- **Set problem**
Where a line contains the word "right", copy that line in full.

--- start Given data ---

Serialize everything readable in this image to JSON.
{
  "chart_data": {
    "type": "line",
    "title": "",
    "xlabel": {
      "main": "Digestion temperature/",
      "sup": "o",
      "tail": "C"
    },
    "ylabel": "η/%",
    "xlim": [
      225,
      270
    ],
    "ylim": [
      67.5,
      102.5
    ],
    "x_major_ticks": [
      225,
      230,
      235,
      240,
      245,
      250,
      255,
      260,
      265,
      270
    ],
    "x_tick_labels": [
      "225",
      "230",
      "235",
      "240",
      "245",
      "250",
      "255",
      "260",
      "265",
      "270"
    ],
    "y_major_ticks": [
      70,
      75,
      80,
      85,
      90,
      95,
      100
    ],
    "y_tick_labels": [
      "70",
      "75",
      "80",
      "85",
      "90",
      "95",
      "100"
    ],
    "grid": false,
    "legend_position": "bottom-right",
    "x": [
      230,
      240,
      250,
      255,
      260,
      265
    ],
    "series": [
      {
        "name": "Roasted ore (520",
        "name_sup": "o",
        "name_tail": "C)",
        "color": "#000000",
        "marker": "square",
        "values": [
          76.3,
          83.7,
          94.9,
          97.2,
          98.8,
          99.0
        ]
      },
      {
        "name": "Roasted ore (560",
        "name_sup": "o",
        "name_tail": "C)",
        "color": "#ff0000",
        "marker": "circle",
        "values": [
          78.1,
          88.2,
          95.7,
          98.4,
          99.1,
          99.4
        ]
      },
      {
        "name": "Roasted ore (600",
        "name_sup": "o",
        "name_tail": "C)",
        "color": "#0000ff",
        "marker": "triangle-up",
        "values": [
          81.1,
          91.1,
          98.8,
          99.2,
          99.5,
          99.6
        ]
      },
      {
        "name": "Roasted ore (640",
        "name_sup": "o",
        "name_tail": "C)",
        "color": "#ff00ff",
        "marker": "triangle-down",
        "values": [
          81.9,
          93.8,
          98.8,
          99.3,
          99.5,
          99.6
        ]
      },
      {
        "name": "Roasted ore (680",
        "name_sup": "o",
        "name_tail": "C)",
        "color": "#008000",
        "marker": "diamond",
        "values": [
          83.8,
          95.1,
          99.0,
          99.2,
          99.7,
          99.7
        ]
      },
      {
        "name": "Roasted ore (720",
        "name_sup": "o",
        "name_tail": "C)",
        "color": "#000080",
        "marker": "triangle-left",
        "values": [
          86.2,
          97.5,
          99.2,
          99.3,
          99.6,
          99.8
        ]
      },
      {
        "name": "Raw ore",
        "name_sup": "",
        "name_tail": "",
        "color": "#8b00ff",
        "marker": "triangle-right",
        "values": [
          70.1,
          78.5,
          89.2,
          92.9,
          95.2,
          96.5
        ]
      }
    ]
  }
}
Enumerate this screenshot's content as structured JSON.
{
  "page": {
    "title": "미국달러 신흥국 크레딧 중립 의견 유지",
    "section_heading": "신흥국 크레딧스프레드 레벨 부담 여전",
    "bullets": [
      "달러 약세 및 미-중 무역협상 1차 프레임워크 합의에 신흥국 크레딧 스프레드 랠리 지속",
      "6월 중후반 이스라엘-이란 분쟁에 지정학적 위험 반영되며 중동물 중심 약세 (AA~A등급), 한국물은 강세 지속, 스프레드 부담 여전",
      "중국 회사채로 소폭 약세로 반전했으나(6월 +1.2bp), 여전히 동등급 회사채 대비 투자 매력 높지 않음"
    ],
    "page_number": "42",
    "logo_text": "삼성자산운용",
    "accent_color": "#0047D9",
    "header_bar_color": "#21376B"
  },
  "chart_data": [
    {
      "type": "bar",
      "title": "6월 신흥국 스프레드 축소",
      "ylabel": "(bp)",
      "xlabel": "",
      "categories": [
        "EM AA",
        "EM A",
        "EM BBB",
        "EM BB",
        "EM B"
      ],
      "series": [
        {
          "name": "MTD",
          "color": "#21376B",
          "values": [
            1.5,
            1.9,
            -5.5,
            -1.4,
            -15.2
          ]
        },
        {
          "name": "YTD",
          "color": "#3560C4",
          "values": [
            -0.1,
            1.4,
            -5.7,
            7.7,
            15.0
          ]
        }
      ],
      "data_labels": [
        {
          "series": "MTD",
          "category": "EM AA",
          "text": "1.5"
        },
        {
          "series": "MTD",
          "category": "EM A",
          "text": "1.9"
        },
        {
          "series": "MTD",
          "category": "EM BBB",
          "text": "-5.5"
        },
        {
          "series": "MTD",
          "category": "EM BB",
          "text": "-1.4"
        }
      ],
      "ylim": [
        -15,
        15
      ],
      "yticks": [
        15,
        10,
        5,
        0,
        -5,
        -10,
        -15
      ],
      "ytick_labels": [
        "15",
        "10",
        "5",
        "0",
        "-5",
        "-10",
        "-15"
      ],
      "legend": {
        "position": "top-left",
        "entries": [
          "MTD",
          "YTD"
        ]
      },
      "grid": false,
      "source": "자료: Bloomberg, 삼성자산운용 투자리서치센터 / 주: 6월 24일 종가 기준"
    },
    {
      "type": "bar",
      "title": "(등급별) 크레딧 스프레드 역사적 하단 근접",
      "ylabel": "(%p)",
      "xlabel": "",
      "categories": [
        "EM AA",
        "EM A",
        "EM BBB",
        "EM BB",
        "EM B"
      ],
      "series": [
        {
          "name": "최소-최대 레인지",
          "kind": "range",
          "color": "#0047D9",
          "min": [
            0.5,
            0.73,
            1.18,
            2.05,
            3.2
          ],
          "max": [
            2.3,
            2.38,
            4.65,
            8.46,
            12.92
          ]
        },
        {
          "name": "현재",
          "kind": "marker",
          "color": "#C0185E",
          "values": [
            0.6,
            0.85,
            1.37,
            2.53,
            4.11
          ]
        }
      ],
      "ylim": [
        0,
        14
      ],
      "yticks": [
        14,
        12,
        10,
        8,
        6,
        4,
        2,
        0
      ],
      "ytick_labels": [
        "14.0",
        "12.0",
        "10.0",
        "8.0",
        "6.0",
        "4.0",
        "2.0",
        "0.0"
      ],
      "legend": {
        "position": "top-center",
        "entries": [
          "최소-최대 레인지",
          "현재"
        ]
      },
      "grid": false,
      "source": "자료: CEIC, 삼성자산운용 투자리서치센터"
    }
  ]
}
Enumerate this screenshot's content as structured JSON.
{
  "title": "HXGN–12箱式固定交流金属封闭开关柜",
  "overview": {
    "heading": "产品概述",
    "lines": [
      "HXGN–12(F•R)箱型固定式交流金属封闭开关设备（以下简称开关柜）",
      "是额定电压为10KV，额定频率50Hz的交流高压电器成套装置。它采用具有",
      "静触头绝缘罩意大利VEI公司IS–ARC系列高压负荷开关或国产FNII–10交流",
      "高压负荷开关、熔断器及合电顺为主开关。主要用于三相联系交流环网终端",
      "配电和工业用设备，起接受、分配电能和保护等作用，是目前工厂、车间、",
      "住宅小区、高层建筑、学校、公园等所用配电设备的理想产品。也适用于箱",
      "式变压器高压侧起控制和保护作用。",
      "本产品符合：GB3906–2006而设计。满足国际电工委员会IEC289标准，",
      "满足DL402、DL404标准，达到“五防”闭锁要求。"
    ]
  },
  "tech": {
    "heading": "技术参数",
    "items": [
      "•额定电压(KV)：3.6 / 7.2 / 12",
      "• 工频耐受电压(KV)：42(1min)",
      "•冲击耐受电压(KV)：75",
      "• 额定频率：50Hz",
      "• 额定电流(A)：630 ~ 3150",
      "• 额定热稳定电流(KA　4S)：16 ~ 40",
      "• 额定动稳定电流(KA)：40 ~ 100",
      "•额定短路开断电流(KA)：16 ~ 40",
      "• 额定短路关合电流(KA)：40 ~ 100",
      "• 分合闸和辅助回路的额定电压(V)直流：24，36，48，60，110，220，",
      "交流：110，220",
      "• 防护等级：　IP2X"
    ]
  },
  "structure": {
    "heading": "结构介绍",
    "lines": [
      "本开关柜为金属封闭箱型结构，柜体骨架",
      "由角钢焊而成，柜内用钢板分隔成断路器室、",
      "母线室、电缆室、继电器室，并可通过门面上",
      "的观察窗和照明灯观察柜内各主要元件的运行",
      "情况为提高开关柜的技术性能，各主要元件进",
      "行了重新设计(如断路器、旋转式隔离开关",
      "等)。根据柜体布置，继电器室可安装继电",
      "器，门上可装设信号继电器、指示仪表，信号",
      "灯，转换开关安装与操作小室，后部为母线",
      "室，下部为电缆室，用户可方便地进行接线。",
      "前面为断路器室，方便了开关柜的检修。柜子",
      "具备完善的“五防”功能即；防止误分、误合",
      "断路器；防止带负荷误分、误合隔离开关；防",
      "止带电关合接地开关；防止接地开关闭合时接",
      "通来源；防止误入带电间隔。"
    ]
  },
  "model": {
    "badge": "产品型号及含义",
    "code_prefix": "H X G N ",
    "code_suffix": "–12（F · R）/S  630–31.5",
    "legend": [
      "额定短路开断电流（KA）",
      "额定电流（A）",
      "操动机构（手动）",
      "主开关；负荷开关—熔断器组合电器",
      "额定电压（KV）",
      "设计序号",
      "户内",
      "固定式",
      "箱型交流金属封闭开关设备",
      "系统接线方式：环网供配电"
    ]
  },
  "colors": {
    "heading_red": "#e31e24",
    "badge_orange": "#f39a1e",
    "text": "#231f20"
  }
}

--- end Given data ---

- **Written answer**
    "legend_position": "bottom-right",
        "marker": "triangle-right",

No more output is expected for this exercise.